* TASK ITEM:
Every line of the data below that holds the string "from" needs to be reported.
▽
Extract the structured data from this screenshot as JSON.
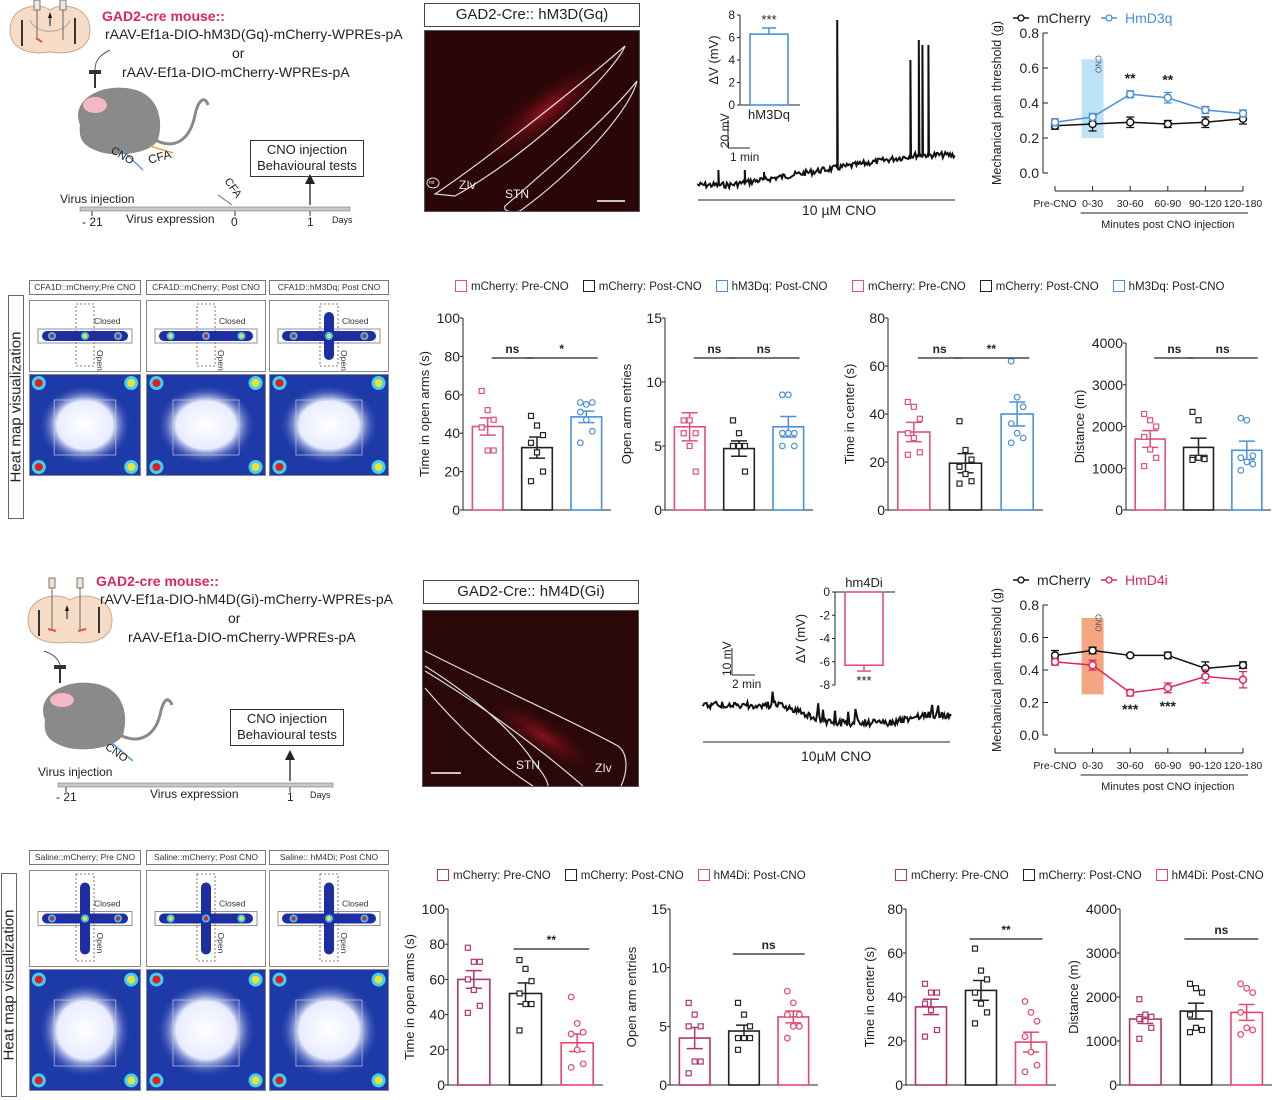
{
  "panelA": {
    "title": "GAD2-cre mouse::",
    "line1": "rAAV-Ef1a-DIO-hM3D(Gq)-mCherry-WPREs-pA",
    "or": "or",
    "line2": "rAAV-Ef1a-DIO-mCherry-WPREs-pA",
    "box_line1": "CNO injection",
    "box_line2": "Behavioural tests",
    "cno": "CNO",
    "cfa": "CFA",
    "cfa_timeline": "CFA",
    "virus_injection": "Virus injection",
    "virus_expression": "Virus expression",
    "tick1": "- 21",
    "tick2": "0",
    "tick3": "1",
    "days": "Days"
  },
  "imageA": {
    "title": "GAD2-Cre:: hM3D(Gq)",
    "label_zlv": "ZIv",
    "label_stn": "STN",
    "label_mt": "mt"
  },
  "traceA": {
    "scale_v": "20 mV",
    "scale_t": "1 min",
    "drug": "10 µM CNO",
    "inset": {
      "ylabel": "ΔV (mV)",
      "ticks": [
        "0",
        "2",
        "4",
        "6",
        "8"
      ],
      "category": "hM3Dq",
      "value": 6.3,
      "sem": 0.55,
      "ymax": 8,
      "sig": "***",
      "color": "#4a90d9"
    }
  },
  "lineA": {
    "legend": [
      "mCherry",
      "HmD3q"
    ],
    "ylabel": "Mechanical pain threshold (g)",
    "xlabel": "Minutes post CNO injection",
    "cno_label": "CNO",
    "yticks": [
      "0.0",
      "0.2",
      "0.4",
      "0.6",
      "0.8"
    ],
    "categories": [
      "Pre-CNO",
      "0-30",
      "30-60",
      "60-90",
      "90-120",
      "120-180"
    ],
    "sig": [
      "**",
      "**"
    ],
    "colors": {
      "mCherry": "#111111",
      "treat": "#4a90d9",
      "band": "#bde3f7"
    }
  },
  "heatA": {
    "side_label": "Heat map visualization",
    "labels": [
      "CFA1D::mCherry;Pre CNO",
      "CFA1D::mCherry; Post CNO",
      "CFA1D::hM3Dq; Post CNO"
    ],
    "closed": "Closed",
    "open": "Open"
  },
  "barsA": {
    "legend": [
      "mCherry: Pre-CNO",
      "mCherry: Post-CNO",
      "hM3Dq: Post-CNO"
    ],
    "colors": [
      "#e0507a",
      "#222222",
      "#4a90d9"
    ],
    "charts": [
      {
        "ylabel": "Time in open arms (s)",
        "yticks": [
          "0",
          "20",
          "40",
          "60",
          "80",
          "100"
        ],
        "sig": [
          "ns",
          "*"
        ]
      },
      {
        "ylabel": "Open arm entries",
        "yticks": [
          "0",
          "5",
          "10",
          "15"
        ],
        "sig": [
          "ns",
          "ns"
        ]
      },
      {
        "ylabel": "Time in center (s)",
        "yticks": [
          "0",
          "20",
          "40",
          "60",
          "80"
        ],
        "sig": [
          "ns",
          "**"
        ]
      },
      {
        "ylabel": "Distance (m)",
        "yticks": [
          "0",
          "1000",
          "2000",
          "3000",
          "4000"
        ],
        "sig": [
          "ns",
          "ns"
        ]
      }
    ]
  },
  "panelC": {
    "title": "GAD2-cre mouse::",
    "line1": "rAVV-Ef1a-DIO-hM4D(Gi)-mCherry-WPREs-pA",
    "or": "or",
    "line2": "rAAV-Ef1a-DIO-mCherry-WPREs-pA",
    "box_line1": "CNO injection",
    "box_line2": "Behavioural tests",
    "cno": "CNO",
    "virus_injection": "Virus injection",
    "virus_expression": "Virus expression",
    "tick1": "- 21",
    "tick3": "1",
    "days": "Days"
  },
  "imageC": {
    "title": "GAD2-Cre:: hM4D(Gi)",
    "label_stn": "STN",
    "label_zlv": "ZIv"
  },
  "traceC": {
    "scale_v": "10 mV",
    "scale_t": "2 min",
    "drug": "10µM CNO",
    "inset": {
      "ylabel": "ΔV (mV)",
      "ticks": [
        "0",
        "-2",
        "-4",
        "-6",
        "-8"
      ],
      "category": "hm4Di",
      "value": -6.3,
      "sem": 0.5,
      "ymin": -8,
      "sig": "***",
      "color": "#e0507a"
    }
  },
  "lineC": {
    "legend": [
      "mCherry",
      "HmD4i"
    ],
    "ylabel": "Mechanical pain threshold (g)",
    "xlabel": "Minutes post CNO injection",
    "cno_label": "CNO",
    "yticks": [
      "0.0",
      "0.2",
      "0.4",
      "0.6",
      "0.8"
    ],
    "categories": [
      "Pre-CNO",
      "0-30",
      "30-60",
      "60-90",
      "90-120",
      "120-180"
    ],
    "sig": [
      "***",
      "***"
    ],
    "colors": {
      "mCherry": "#111111",
      "treat": "#e0245e",
      "band": "#f4a582"
    }
  },
  "heatC": {
    "side_label": "Heat map visualization",
    "labels": [
      "Saline::mCherry; Pre CNO",
      "Saline::mCherry; Post CNO",
      "Saline:: hM4Di; Post CNO"
    ],
    "closed": "Closed",
    "open": "Open"
  },
  "barsC": {
    "legend": [
      "mCherry: Pre-CNO",
      "mCherry: Post-CNO",
      "hM4Di: Post-CNO"
    ],
    "colors": [
      "#b0346e",
      "#222222",
      "#e8456b"
    ],
    "charts": [
      {
        "ylabel": "Time in open arms (s)",
        "yticks": [
          "0",
          "20",
          "40",
          "60",
          "80",
          "100"
        ],
        "sig": [
          "**"
        ]
      },
      {
        "ylabel": "Open arm entries",
        "yticks": [
          "0",
          "5",
          "10",
          "15"
        ],
        "sig": [
          "ns"
        ]
      },
      {
        "ylabel": "Time in center (s)",
        "yticks": [
          "0",
          "20",
          "40",
          "60",
          "80"
        ],
        "sig": [
          "**"
        ]
      },
      {
        "ylabel": "Distance (m)",
        "yticks": [
          "0",
          "1000",
          "2000",
          "3000",
          "4000"
        ],
        "sig": [
          "ns"
        ]
      }
    ]
  },
  "chart_data": [
    {
      "type": "line",
      "title": "",
      "xlabel": "Minutes post CNO injection",
      "ylabel": "Mechanical pain threshold (g)",
      "categories": [
        "Pre-CNO",
        "0-30",
        "30-60",
        "60-90",
        "90-120",
        "120-180"
      ],
      "ylim": [
        0,
        0.8
      ],
      "series": [
        {
          "name": "mCherry",
          "values": [
            0.27,
            0.28,
            0.29,
            0.28,
            0.29,
            0.31
          ],
          "sem": [
            0.02,
            0.04,
            0.03,
            0.02,
            0.03,
            0.03
          ]
        },
        {
          "name": "HmD3q",
          "values": [
            0.29,
            0.32,
            0.45,
            0.43,
            0.36,
            0.34
          ],
          "sem": [
            0.02,
            0.02,
            0.02,
            0.03,
            0.02,
            0.02
          ]
        }
      ],
      "annotations": [
        {
          "category": "30-60",
          "text": "**"
        },
        {
          "category": "60-90",
          "text": "**"
        }
      ],
      "cno_band": {
        "from": 0.2,
        "to": 0.65
      }
    },
    {
      "type": "bar",
      "title": "",
      "ylabel": "Time in open arms (s)",
      "ylim": [
        0,
        100
      ],
      "categories": [
        "mCherry: Pre-CNO",
        "mCherry: Post-CNO",
        "hM3Dq: Post-CNO"
      ],
      "values": [
        43.5,
        32.5,
        48.5
      ],
      "sem": [
        4.5,
        5.5,
        3
      ],
      "points": [
        [
          62,
          52,
          47,
          43,
          31,
          31,
          43
        ],
        [
          49,
          44,
          39,
          35,
          30,
          20,
          15
        ],
        [
          56,
          55,
          56,
          51,
          47,
          41,
          35
        ]
      ],
      "comparisons": [
        {
          "pair": [
            0,
            1
          ],
          "text": "ns"
        },
        {
          "pair": [
            1,
            2
          ],
          "text": "*"
        }
      ]
    },
    {
      "type": "bar",
      "title": "",
      "ylabel": "Open arm entries",
      "ylim": [
        0,
        15
      ],
      "categories": [
        "mCherry: Pre-CNO",
        "mCherry: Post-CNO",
        "hM3Dq: Post-CNO"
      ],
      "values": [
        6.5,
        4.8,
        6.5
      ],
      "sem": [
        1.1,
        0.6,
        0.8
      ],
      "points": [
        [
          7,
          7,
          6,
          6,
          5,
          3,
          6
        ],
        [
          7,
          6,
          5,
          5,
          5,
          3,
          5
        ],
        [
          9,
          9,
          6,
          6,
          6,
          5,
          5
        ]
      ],
      "comparisons": [
        {
          "pair": [
            0,
            1
          ],
          "text": "ns"
        },
        {
          "pair": [
            1,
            2
          ],
          "text": "ns"
        }
      ]
    },
    {
      "type": "bar",
      "title": "",
      "ylabel": "Time in center (s)",
      "ylim": [
        0,
        80
      ],
      "categories": [
        "mCherry: Pre-CNO",
        "mCherry: Post-CNO",
        "hM3Dq: Post-CNO"
      ],
      "values": [
        32.5,
        19.5,
        40
      ],
      "sem": [
        4,
        4,
        5
      ],
      "points": [
        [
          45,
          43,
          38,
          32,
          30,
          24,
          23
        ],
        [
          37,
          25,
          21,
          18,
          15,
          12,
          11
        ],
        [
          62,
          47,
          43,
          36,
          32,
          30,
          28
        ]
      ],
      "comparisons": [
        {
          "pair": [
            0,
            1
          ],
          "text": "ns"
        },
        {
          "pair": [
            1,
            2
          ],
          "text": "**"
        }
      ]
    },
    {
      "type": "bar",
      "title": "",
      "ylabel": "Distance (m)",
      "ylim": [
        0,
        4000
      ],
      "categories": [
        "mCherry: Pre-CNO",
        "mCherry: Post-CNO",
        "hM3Dq: Post-CNO"
      ],
      "values": [
        1700,
        1500,
        1430
      ],
      "sem": [
        200,
        220,
        220
      ],
      "points": [
        [
          2300,
          2150,
          2000,
          1750,
          1450,
          1250,
          1050
        ],
        [
          2350,
          2150,
          1250,
          1250,
          1250,
          1220,
          1200
        ],
        [
          2200,
          2150,
          1300,
          1250,
          1150,
          1100,
          950
        ]
      ],
      "comparisons": [
        {
          "pair": [
            0,
            1
          ],
          "text": "ns"
        },
        {
          "pair": [
            1,
            2
          ],
          "text": "ns"
        }
      ]
    },
    {
      "type": "line",
      "title": "",
      "xlabel": "Minutes post CNO injection",
      "ylabel": "Mechanical pain threshold (g)",
      "categories": [
        "Pre-CNO",
        "0-30",
        "30-60",
        "60-90",
        "90-120",
        "120-180"
      ],
      "ylim": [
        0,
        0.8
      ],
      "series": [
        {
          "name": "mCherry",
          "values": [
            0.49,
            0.52,
            0.49,
            0.49,
            0.41,
            0.43
          ],
          "sem": [
            0.03,
            0.02,
            0.01,
            0.02,
            0.04,
            0.02
          ]
        },
        {
          "name": "HmD4i",
          "values": [
            0.45,
            0.43,
            0.26,
            0.29,
            0.36,
            0.34
          ],
          "sem": [
            0.02,
            0.03,
            0.02,
            0.03,
            0.04,
            0.05
          ]
        }
      ],
      "annotations": [
        {
          "category": "30-60",
          "text": "***"
        },
        {
          "category": "60-90",
          "text": "***"
        }
      ],
      "cno_band": {
        "from": 0.25,
        "to": 0.72
      }
    },
    {
      "type": "bar",
      "title": "",
      "ylabel": "Time in open arms (s)",
      "ylim": [
        0,
        100
      ],
      "categories": [
        "mCherry: Pre-CNO",
        "mCherry: Post-CNO",
        "hM4Di: Post-CNO"
      ],
      "values": [
        60,
        52,
        24
      ],
      "sem": [
        5,
        6,
        5
      ],
      "points": [
        [
          78,
          70,
          70,
          60,
          54,
          45,
          41
        ],
        [
          71,
          66,
          59,
          52,
          46,
          46,
          31
        ],
        [
          50,
          35,
          30,
          29,
          20,
          12,
          10
        ]
      ],
      "comparisons": [
        {
          "pair": [
            1,
            2
          ],
          "text": "**"
        }
      ]
    },
    {
      "type": "bar",
      "title": "",
      "ylabel": "Open arm entries",
      "ylim": [
        0,
        15
      ],
      "categories": [
        "mCherry: Pre-CNO",
        "mCherry: Post-CNO",
        "hM4Di: Post-CNO"
      ],
      "values": [
        4,
        4.6,
        5.8
      ],
      "sem": [
        0.9,
        0.5,
        0.5
      ],
      "points": [
        [
          7,
          6,
          5,
          5,
          2,
          2,
          1
        ],
        [
          7,
          6,
          5,
          4,
          4,
          4,
          3
        ],
        [
          8,
          7,
          6,
          6,
          5,
          5,
          4
        ]
      ],
      "comparisons": [
        {
          "pair": [
            1,
            2
          ],
          "text": "ns"
        }
      ]
    },
    {
      "type": "bar",
      "title": "",
      "ylabel": "Time in center (s)",
      "ylim": [
        0,
        80
      ],
      "categories": [
        "mCherry: Pre-CNO",
        "mCherry: Post-CNO",
        "hM4Di: Post-CNO"
      ],
      "values": [
        35.5,
        43,
        19.5
      ],
      "sem": [
        3.5,
        4.5,
        4.5
      ],
      "points": [
        [
          46,
          42,
          42,
          37,
          34,
          25,
          22
        ],
        [
          62,
          52,
          48,
          42,
          37,
          33,
          28
        ],
        [
          38,
          33,
          29,
          22,
          15,
          9,
          6
        ]
      ],
      "comparisons": [
        {
          "pair": [
            1,
            2
          ],
          "text": "**"
        }
      ]
    },
    {
      "type": "bar",
      "title": "",
      "ylabel": "Distance (m)",
      "ylim": [
        0,
        4000
      ],
      "categories": [
        "mCherry: Pre-CNO",
        "mCherry: Post-CNO",
        "hM4Di: Post-CNO"
      ],
      "values": [
        1500,
        1680,
        1650
      ],
      "sem": [
        100,
        180,
        180
      ],
      "points": [
        [
          1950,
          1600,
          1550,
          1500,
          1450,
          1300,
          1050
        ],
        [
          2300,
          2200,
          2100,
          1600,
          1300,
          1250,
          1200
        ],
        [
          2300,
          2200,
          2100,
          1650,
          1300,
          1250,
          1150
        ]
      ],
      "comparisons": [
        {
          "pair": [
            1,
            2
          ],
          "text": "ns"
        }
      ]
    }
  ]
}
△
* FINISHED TASK:
Extract the structured data from this screenshot as JSON.
        "from": 0.2,
        "from": 0.25,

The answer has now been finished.